[begin DATA ROWS]

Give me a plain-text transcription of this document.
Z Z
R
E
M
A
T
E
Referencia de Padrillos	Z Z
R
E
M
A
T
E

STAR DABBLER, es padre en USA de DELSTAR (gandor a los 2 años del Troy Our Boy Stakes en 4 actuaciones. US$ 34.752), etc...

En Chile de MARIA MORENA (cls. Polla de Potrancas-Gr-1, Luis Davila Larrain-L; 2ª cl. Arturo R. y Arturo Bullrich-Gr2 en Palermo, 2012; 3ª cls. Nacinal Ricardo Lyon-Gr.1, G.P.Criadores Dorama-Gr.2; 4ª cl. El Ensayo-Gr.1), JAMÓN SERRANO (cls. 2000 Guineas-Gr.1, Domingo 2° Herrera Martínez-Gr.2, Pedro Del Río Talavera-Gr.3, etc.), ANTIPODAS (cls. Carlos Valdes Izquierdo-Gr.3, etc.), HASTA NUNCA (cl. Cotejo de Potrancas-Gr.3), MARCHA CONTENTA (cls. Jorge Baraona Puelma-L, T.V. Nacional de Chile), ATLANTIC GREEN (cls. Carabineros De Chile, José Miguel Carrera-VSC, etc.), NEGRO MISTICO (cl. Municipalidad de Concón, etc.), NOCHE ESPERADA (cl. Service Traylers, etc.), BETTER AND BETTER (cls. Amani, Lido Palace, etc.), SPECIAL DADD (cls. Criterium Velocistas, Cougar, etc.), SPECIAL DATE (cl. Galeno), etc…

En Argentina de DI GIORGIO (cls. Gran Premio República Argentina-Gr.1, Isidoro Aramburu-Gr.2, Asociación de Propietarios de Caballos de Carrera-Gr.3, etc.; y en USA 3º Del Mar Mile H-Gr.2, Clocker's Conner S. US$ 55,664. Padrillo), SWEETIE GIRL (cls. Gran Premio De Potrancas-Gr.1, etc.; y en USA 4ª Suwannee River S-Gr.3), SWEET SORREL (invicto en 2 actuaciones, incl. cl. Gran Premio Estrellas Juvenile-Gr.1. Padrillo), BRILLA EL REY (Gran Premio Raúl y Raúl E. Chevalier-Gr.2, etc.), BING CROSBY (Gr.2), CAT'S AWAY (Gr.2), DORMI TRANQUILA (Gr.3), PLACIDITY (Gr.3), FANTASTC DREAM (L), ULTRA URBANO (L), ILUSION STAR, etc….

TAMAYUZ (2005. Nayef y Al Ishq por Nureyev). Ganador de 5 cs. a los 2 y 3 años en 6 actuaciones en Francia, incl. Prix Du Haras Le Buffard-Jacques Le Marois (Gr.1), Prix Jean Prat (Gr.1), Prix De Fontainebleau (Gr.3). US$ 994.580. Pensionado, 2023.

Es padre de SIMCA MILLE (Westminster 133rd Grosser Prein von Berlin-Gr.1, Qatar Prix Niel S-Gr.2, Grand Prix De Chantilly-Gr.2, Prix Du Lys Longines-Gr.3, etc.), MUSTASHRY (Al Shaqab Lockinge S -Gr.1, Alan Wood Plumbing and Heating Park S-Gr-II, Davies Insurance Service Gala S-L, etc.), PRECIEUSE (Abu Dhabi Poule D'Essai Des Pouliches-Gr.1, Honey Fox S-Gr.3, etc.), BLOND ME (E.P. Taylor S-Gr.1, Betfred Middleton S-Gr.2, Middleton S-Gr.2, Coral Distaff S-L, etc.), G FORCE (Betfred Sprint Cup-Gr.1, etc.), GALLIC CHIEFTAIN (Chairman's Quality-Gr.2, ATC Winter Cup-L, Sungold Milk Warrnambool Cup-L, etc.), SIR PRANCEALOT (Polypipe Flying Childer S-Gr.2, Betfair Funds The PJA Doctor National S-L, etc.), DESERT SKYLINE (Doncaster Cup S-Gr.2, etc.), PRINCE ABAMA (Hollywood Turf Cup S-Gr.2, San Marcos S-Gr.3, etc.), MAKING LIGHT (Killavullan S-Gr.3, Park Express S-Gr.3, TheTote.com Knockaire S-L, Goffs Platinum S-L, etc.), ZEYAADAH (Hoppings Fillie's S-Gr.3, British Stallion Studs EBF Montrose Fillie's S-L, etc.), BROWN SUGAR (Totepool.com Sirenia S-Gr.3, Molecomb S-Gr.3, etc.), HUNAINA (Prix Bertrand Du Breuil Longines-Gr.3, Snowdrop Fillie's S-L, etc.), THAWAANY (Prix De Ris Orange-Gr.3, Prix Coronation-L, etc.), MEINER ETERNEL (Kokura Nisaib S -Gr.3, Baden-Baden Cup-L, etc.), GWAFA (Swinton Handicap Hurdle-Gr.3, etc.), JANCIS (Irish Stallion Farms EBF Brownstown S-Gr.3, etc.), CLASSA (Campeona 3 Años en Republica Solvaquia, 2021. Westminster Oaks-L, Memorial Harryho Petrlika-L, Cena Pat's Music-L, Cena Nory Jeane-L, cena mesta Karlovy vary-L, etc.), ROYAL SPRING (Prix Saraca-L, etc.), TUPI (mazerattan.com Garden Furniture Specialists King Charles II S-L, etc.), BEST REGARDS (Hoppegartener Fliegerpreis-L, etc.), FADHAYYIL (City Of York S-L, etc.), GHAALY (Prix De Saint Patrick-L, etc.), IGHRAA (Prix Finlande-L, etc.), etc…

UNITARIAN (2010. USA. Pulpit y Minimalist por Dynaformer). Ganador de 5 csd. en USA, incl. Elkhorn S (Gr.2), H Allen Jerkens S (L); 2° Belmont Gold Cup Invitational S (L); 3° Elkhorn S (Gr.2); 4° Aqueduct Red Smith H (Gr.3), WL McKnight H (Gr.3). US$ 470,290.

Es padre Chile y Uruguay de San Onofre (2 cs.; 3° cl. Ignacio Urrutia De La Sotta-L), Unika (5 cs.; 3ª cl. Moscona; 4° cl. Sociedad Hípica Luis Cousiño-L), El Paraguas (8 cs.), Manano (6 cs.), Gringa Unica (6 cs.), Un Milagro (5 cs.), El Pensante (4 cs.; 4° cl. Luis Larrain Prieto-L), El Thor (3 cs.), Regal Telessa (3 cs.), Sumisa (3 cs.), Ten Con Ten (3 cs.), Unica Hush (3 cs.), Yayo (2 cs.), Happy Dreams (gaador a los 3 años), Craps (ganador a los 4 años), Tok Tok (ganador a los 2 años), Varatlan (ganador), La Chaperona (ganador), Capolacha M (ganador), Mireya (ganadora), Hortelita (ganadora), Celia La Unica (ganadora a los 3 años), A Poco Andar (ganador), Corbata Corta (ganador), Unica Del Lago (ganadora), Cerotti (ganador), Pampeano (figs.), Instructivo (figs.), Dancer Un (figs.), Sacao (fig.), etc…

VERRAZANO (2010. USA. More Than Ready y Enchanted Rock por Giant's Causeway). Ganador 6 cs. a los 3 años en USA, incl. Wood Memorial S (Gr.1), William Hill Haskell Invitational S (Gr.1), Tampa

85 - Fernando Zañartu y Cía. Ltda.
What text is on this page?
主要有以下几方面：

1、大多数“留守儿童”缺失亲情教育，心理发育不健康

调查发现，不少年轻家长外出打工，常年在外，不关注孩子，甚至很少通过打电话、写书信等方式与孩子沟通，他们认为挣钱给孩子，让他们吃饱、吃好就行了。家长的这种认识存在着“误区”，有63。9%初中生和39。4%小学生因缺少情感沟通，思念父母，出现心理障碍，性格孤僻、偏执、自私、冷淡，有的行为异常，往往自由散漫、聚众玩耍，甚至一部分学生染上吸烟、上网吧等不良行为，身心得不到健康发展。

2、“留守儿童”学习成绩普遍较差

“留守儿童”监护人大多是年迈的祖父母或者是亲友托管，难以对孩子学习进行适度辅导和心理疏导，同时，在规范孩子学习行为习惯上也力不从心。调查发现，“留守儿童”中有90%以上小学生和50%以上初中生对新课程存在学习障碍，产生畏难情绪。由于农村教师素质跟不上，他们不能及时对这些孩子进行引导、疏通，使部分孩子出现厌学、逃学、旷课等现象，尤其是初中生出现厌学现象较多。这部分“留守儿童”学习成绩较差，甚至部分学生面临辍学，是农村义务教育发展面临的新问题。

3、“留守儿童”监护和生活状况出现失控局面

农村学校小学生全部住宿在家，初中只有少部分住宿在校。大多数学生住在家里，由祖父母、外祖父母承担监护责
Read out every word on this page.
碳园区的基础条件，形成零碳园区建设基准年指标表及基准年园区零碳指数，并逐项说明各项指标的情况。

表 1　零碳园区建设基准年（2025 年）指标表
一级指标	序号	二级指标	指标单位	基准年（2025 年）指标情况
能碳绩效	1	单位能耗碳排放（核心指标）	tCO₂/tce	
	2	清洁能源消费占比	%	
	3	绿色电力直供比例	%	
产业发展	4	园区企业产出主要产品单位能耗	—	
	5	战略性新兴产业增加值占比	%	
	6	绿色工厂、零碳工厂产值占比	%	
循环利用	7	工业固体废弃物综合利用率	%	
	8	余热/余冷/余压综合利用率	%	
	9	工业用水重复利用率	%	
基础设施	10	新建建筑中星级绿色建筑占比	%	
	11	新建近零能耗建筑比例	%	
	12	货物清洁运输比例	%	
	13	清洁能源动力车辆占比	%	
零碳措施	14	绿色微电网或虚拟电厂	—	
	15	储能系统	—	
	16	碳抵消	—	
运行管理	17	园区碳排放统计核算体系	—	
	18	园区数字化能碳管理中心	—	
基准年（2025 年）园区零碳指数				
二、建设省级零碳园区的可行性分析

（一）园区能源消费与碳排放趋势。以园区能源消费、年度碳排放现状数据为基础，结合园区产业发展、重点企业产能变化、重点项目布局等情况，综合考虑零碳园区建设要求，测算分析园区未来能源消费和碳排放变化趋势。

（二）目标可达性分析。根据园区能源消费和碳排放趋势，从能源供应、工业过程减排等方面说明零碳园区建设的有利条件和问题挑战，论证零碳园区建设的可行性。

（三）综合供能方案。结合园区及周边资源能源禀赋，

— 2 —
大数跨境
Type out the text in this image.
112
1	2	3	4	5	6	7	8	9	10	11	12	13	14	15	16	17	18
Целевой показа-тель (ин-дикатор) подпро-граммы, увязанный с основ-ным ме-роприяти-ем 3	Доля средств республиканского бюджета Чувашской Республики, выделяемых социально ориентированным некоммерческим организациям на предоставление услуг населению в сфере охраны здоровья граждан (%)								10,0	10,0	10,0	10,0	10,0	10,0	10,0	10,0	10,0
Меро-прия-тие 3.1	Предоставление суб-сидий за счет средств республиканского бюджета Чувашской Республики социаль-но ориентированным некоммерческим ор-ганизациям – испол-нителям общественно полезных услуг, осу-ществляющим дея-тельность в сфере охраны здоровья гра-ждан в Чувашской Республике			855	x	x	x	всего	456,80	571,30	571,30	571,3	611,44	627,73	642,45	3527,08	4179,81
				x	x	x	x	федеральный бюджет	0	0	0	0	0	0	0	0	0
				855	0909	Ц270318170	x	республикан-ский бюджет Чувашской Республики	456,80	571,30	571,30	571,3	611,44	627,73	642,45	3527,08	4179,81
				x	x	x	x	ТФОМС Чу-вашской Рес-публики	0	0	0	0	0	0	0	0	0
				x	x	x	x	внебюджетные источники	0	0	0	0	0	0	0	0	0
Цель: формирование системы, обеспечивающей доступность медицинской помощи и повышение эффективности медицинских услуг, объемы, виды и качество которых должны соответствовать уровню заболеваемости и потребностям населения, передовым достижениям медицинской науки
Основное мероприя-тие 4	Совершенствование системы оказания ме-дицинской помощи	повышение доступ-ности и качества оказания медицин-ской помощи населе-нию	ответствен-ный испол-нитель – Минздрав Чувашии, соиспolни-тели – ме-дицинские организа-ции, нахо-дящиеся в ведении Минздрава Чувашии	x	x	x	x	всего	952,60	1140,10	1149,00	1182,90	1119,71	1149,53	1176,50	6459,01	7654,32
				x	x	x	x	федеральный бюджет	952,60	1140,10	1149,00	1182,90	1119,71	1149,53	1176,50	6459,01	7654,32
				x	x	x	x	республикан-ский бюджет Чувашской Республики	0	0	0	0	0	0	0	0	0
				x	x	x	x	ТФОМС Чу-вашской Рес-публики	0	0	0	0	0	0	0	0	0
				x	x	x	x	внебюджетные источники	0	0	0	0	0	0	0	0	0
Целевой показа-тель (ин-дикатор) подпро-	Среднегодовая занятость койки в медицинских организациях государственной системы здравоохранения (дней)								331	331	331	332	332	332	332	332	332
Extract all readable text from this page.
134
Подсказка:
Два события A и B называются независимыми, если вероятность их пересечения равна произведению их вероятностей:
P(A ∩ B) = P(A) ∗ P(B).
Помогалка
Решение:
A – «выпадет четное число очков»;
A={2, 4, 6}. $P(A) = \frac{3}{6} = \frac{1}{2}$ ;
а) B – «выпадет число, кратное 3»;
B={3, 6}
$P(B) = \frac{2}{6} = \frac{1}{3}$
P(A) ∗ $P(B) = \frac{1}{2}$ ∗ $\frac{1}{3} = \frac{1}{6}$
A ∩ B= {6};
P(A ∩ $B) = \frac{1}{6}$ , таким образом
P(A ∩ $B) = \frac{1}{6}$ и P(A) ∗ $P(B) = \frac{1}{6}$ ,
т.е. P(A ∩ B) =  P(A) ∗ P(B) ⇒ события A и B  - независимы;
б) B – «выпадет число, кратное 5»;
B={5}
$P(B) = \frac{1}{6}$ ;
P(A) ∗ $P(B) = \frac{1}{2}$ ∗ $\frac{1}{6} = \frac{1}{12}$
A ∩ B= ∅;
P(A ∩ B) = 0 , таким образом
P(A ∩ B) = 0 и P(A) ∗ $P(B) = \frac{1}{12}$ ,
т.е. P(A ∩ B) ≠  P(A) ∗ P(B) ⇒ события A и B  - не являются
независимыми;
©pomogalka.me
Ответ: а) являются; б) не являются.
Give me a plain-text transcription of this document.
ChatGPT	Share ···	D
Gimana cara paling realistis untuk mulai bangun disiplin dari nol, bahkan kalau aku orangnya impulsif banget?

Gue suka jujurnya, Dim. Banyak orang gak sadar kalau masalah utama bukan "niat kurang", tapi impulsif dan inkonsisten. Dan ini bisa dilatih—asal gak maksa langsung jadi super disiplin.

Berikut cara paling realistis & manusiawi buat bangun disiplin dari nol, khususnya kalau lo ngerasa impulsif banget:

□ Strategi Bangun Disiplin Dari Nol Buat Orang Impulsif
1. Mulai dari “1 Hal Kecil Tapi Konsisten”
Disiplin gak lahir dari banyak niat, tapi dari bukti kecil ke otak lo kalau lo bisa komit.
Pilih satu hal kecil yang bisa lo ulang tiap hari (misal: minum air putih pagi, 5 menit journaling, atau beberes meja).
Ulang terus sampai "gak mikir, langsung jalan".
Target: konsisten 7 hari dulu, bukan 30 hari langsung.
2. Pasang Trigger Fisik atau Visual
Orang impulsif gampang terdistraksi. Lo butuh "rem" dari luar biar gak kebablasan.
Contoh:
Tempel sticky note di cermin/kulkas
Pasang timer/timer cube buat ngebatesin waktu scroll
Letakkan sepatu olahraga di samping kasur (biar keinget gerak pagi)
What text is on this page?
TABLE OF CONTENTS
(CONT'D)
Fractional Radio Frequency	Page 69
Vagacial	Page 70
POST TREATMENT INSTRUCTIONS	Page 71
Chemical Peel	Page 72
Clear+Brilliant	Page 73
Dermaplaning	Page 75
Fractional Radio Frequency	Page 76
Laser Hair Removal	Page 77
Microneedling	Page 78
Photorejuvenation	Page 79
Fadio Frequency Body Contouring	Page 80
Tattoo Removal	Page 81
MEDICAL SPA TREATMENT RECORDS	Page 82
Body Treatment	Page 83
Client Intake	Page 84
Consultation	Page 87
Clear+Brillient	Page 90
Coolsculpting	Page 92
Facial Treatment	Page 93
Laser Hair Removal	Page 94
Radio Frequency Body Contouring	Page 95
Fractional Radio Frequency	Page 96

[end DATA ROWS]

PROBLEM TO SOLVE.
Go through the records line by line and count those containing the string "realistis". Give only the total.

TASK ANSWER.
2